Aim of the task: Could you copy all of the material below word for word, leaving out the pictures?

=======

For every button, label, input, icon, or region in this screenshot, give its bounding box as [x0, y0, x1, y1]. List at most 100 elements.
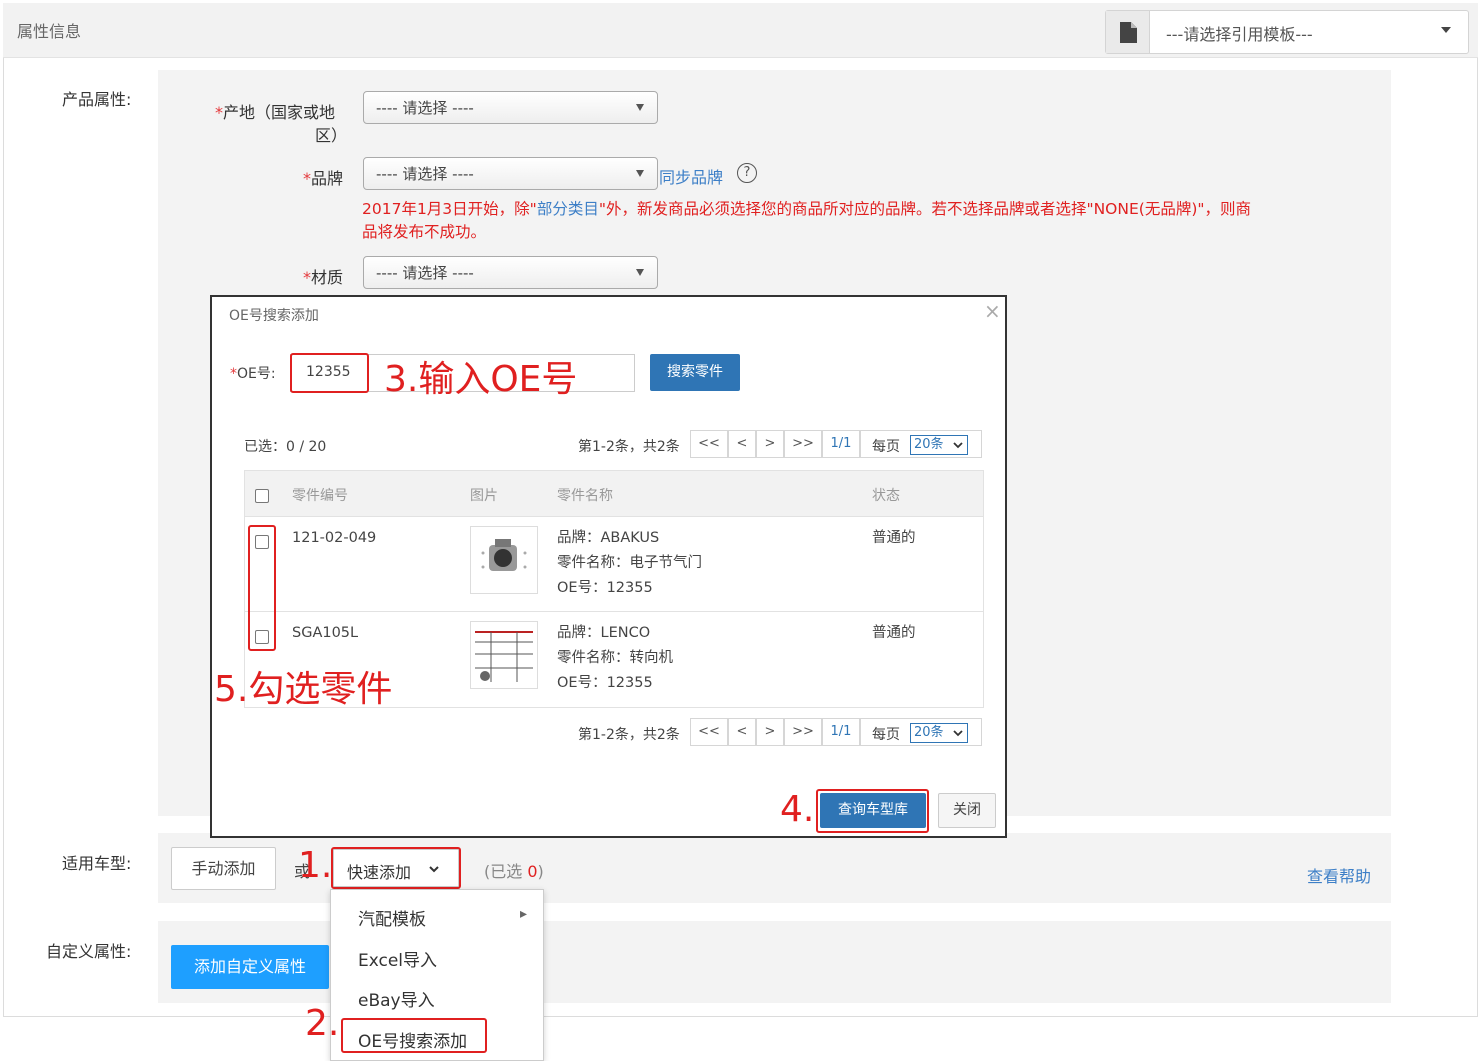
add-custom-attribute-button[interactable]: 添加自定义属性 [171, 945, 329, 989]
template-icon-box [1106, 11, 1150, 53]
pager-prev[interactable]: < [728, 430, 756, 458]
part-brand: 品牌：ABAKUS [557, 530, 660, 546]
part-status: 普通的 [872, 625, 916, 641]
pager-prev[interactable]: < [728, 718, 756, 746]
view-help-link[interactable]: 查看帮助 [1307, 863, 1371, 887]
required-mark: * [303, 268, 311, 287]
search-parts-button[interactable]: 搜索零件 [650, 354, 740, 391]
part-code: 121-02-049 [292, 530, 377, 546]
dialog-title: OE号搜索添加 [229, 308, 319, 324]
brand-note-text: 2017年1月3日开始，除" [362, 200, 537, 218]
sync-brand-link[interactable]: 同步品牌 [659, 164, 723, 188]
per-page-select[interactable]: 20条 [910, 435, 968, 455]
highlight-oe-search [341, 1018, 487, 1053]
step-5-annotation: 5.勾选零件 [214, 669, 393, 710]
chevron-down-icon [636, 170, 644, 177]
pager-next[interactable]: > [756, 430, 784, 458]
pager-page: 1/1 [822, 718, 860, 746]
required-mark: * [215, 103, 223, 122]
part-status: 普通的 [872, 530, 916, 546]
column-header: 状态 [872, 488, 900, 504]
origin-label-text: 产地（国家或地 [223, 103, 336, 122]
menu-item-excel-import[interactable]: Excel导入 [358, 946, 437, 971]
brand-note-line2: 品将发布不成功。 [362, 223, 487, 241]
brand-note: 2017年1月3日开始，除"部分类目"外，新发商品必须选择您的商品所对应的品牌。… [362, 198, 1362, 221]
oe-label-text: OE号: [237, 366, 276, 382]
part-name: 零件名称：电子节气门 [557, 555, 702, 571]
per-page-value: 20条 [914, 725, 944, 740]
vehicle-label: 适用车型: [62, 854, 132, 873]
origin-select-value: ---- 请选择 ---- [376, 99, 474, 117]
close-icon[interactable]: × [984, 299, 1001, 323]
oe-label: *OE号: [230, 363, 276, 383]
selected-indicator: 已选：0 / 20 [244, 439, 327, 455]
menu-item-parts-template[interactable]: 汽配模板 [358, 905, 426, 930]
brand-note-text-2: "外，新发商品必须选择您的商品所对应的品牌。若不选择品牌或者选择"NONE(无品… [598, 200, 1251, 218]
custom-attributes-label: 自定义属性: [46, 942, 132, 961]
part-name: 零件名称：转向机 [557, 650, 673, 666]
steering-diagram-image [475, 631, 533, 682]
brand-label-text: 品牌 [311, 169, 344, 188]
selected-suffix: ) [537, 862, 544, 881]
material-label-text: 材质 [311, 268, 344, 287]
close-button[interactable]: 关闭 [938, 793, 996, 828]
pager-page: 1/1 [822, 430, 860, 458]
step-4-annotation: 4. [780, 789, 815, 830]
product-attributes-label: 产品属性: [62, 90, 132, 109]
chevron-down-icon [636, 104, 644, 111]
part-brand: 品牌：LENCO [557, 625, 651, 641]
step-1-annotation: 1. [298, 845, 333, 886]
pager-first[interactable]: << [690, 430, 728, 458]
oe-search-dialog: OE号搜索添加 × *OE号: 12355 搜索零件 已选：0 / 20 第1-… [210, 295, 1007, 838]
material-select-value: ---- 请选择 ---- [376, 264, 474, 282]
help-icon[interactable]: ? [737, 163, 757, 183]
pager-first[interactable]: << [690, 718, 728, 746]
material-label: *材质 [303, 264, 343, 288]
part-oe: OE号：12355 [557, 675, 653, 691]
selected-prefix: (已选 [484, 862, 528, 881]
highlight-oe-input [290, 353, 369, 393]
panel-title: 属性信息 [17, 22, 82, 41]
per-page-label: 每页 [872, 727, 900, 743]
partial-category-link[interactable]: 部分类目 [537, 200, 599, 218]
select-all-checkbox[interactable] [255, 489, 269, 503]
pager-range: 第1-2条，共2条 [578, 439, 680, 455]
column-header: 图片 [470, 488, 498, 504]
part-oe: OE号：12355 [557, 580, 653, 596]
brand-select-value: ---- 请选择 ---- [376, 165, 474, 183]
pager-range: 第1-2条，共2条 [578, 727, 680, 743]
part-image [470, 526, 538, 594]
chevron-down-icon [1441, 27, 1451, 33]
per-page-select[interactable]: 20条 [910, 723, 968, 743]
document-icon [1120, 22, 1137, 43]
menu-item-ebay-import[interactable]: eBay导入 [358, 986, 435, 1011]
per-page-value: 20条 [914, 437, 944, 452]
template-select-value: ---请选择引用模板--- [1166, 25, 1313, 44]
chevron-down-icon [636, 269, 644, 276]
column-header: 零件编号 [292, 488, 348, 504]
step-3-annotation: 3.输入OE号 [384, 359, 578, 400]
part-image [470, 621, 538, 689]
selected-count: (已选 0) [484, 858, 544, 882]
highlight-checkboxes [248, 525, 276, 651]
selected-number: 0 [527, 862, 538, 881]
step-2-annotation: 2. [305, 1003, 340, 1044]
chevron-right-icon: ▸ [520, 906, 528, 922]
brand-label: *品牌 [303, 165, 343, 189]
required-mark: * [303, 169, 311, 188]
pager-next[interactable]: > [756, 718, 784, 746]
origin-label-line2: 区） [315, 126, 348, 145]
column-header: 零件名称 [557, 488, 613, 504]
required-mark: * [230, 366, 237, 382]
highlight-query-button [816, 789, 929, 833]
origin-label: *产地（国家或地 [215, 99, 335, 123]
chevron-down-icon [953, 730, 963, 737]
part-code: SGA105L [292, 625, 359, 641]
throttle-image [481, 539, 527, 571]
chevron-down-icon [953, 442, 963, 449]
pager-last[interactable]: >> [784, 718, 822, 746]
pager-last[interactable]: >> [784, 430, 822, 458]
per-page-label: 每页 [872, 439, 900, 455]
highlight-quick-add [331, 847, 461, 889]
manual-add-button[interactable]: 手动添加 [171, 847, 276, 890]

=======

Solution:
For every button, label, input, icon, or region in this screenshot, give its bounding box as [x0, y0, x1, y1]. List at most 100 elements.
add-custom-attribute-button[interactable]: 添加自定义属性 [171, 945, 329, 989]
template-icon-box [1106, 11, 1150, 53]
pager-prev[interactable]: < [728, 430, 756, 458]
part-brand: 品牌：ABAKUS [557, 530, 660, 546]
part-status: 普通的 [872, 625, 916, 641]
pager-prev[interactable]: < [728, 718, 756, 746]
view-help-link[interactable]: 查看帮助 [1307, 863, 1371, 887]
required-mark: * [303, 268, 311, 287]
search-parts-button[interactable]: 搜索零件 [650, 354, 740, 391]
part-code: 121-02-049 [292, 530, 377, 546]
dialog-title: OE号搜索添加 [229, 308, 319, 324]
brand-note-text: 2017年1月3日开始，除" [362, 200, 537, 218]
sync-brand-link[interactable]: 同步品牌 [659, 164, 723, 188]
per-page-select[interactable]: 20条 [910, 435, 968, 455]
highlight-oe-search [341, 1018, 487, 1053]
step-5-annotation: 5.勾选零件 [214, 669, 393, 710]
chevron-down-icon [636, 170, 644, 177]
pager-next[interactable]: > [756, 430, 784, 458]
pager-page: 1/1 [822, 718, 860, 746]
required-mark: * [215, 103, 223, 122]
part-status: 普通的 [872, 530, 916, 546]
column-header: 状态 [872, 488, 900, 504]
origin-label-text: 产地（国家或地 [223, 103, 336, 122]
menu-item-excel-import[interactable]: Excel导入 [358, 946, 437, 971]
brand-note-line2: 品将发布不成功。 [362, 223, 487, 241]
brand-note: 2017年1月3日开始，除"部分类目"外，新发商品必须选择您的商品所对应的品牌。… [362, 198, 1362, 221]
oe-label-text: OE号: [237, 366, 276, 382]
part-name: 零件名称：电子节气门 [557, 555, 702, 571]
per-page-value: 20条 [914, 725, 944, 740]
vehicle-label: 适用车型: [62, 854, 132, 873]
origin-select-value: ---- 请选择 ---- [376, 99, 474, 117]
close-icon[interactable]: × [984, 299, 1001, 323]
oe-label: *OE号: [230, 363, 276, 383]
selected-indicator: 已选：0 / 20 [244, 439, 327, 455]
menu-item-parts-template[interactable]: 汽配模板 [358, 905, 426, 930]
brand-note-text-2: "外，新发商品必须选择您的商品所对应的品牌。若不选择品牌或者选择"NONE(无品… [598, 200, 1251, 218]
custom-attributes-label: 自定义属性: [46, 942, 132, 961]
part-name: 零件名称：转向机 [557, 650, 673, 666]
steering-diagram-image [475, 631, 533, 682]
brand-label-text: 品牌 [311, 169, 344, 188]
selected-suffix: ) [537, 862, 544, 881]
material-label-text: 材质 [311, 268, 344, 287]
close-button[interactable]: 关闭 [938, 793, 996, 828]
pager-page: 1/1 [822, 430, 860, 458]
step-4-annotation: 4. [780, 789, 815, 830]
product-attributes-label: 产品属性: [62, 90, 132, 109]
chevron-down-icon [636, 104, 644, 111]
part-brand: 品牌：LENCO [557, 625, 651, 641]
step-1-annotation: 1. [298, 845, 333, 886]
pager-first[interactable]: << [690, 430, 728, 458]
oe-search-dialog: OE号搜索添加 × *OE号: 12355 搜索零件 已选：0 / 20 第1-… [210, 295, 1007, 838]
material-select-value: ---- 请选择 ---- [376, 264, 474, 282]
help-icon[interactable]: ? [737, 163, 757, 183]
pager-first[interactable]: << [690, 718, 728, 746]
material-label: *材质 [303, 264, 343, 288]
part-oe: OE号：12355 [557, 675, 653, 691]
selected-prefix: (已选 [484, 862, 528, 881]
highlight-oe-input [290, 353, 369, 393]
panel-title: 属性信息 [17, 22, 82, 41]
per-page-label: 每页 [872, 727, 900, 743]
partial-category-link[interactable]: 部分类目 [537, 200, 599, 218]
select-all-checkbox[interactable] [255, 489, 269, 503]
pager-range: 第1-2条，共2条 [578, 439, 680, 455]
column-header: 图片 [470, 488, 498, 504]
part-oe: OE号：12355 [557, 580, 653, 596]
brand-select-value: ---- 请选择 ---- [376, 165, 474, 183]
pager-range: 第1-2条，共2条 [578, 727, 680, 743]
part-image [470, 526, 538, 594]
chevron-down-icon [1441, 27, 1451, 33]
per-page-select[interactable]: 20条 [910, 723, 968, 743]
document-icon [1120, 22, 1137, 43]
menu-item-ebay-import[interactable]: eBay导入 [358, 986, 435, 1011]
per-page-value: 20条 [914, 437, 944, 452]
template-select-value: ---请选择引用模板--- [1166, 25, 1313, 44]
chevron-down-icon [636, 269, 644, 276]
column-header: 零件编号 [292, 488, 348, 504]
step-3-annotation: 3.输入OE号 [384, 359, 578, 400]
part-image [470, 621, 538, 689]
selected-count: (已选 0) [484, 858, 544, 882]
highlight-checkboxes [248, 525, 276, 651]
selected-number: 0 [527, 862, 538, 881]
step-2-annotation: 2. [305, 1003, 340, 1044]
chevron-right-icon: ▸ [520, 906, 528, 922]
brand-label: *品牌 [303, 165, 343, 189]
required-mark: * [303, 169, 311, 188]
pager-next[interactable]: > [756, 718, 784, 746]
origin-label-line2: 区） [315, 126, 348, 145]
column-header: 零件名称 [557, 488, 613, 504]
required-mark: * [230, 366, 237, 382]
highlight-query-button [816, 789, 929, 833]
origin-label: *产地（国家或地 [215, 99, 335, 123]
chevron-down-icon [953, 730, 963, 737]
part-code: SGA105L [292, 625, 359, 641]
throttle-image [481, 539, 527, 571]
chevron-down-icon [953, 442, 963, 449]
pager-last[interactable]: >> [784, 718, 822, 746]
pager-last[interactable]: >> [784, 430, 822, 458]
per-page-label: 每页 [872, 439, 900, 455]
highlight-quick-add [331, 847, 461, 889]
manual-add-button[interactable]: 手动添加 [171, 847, 276, 890]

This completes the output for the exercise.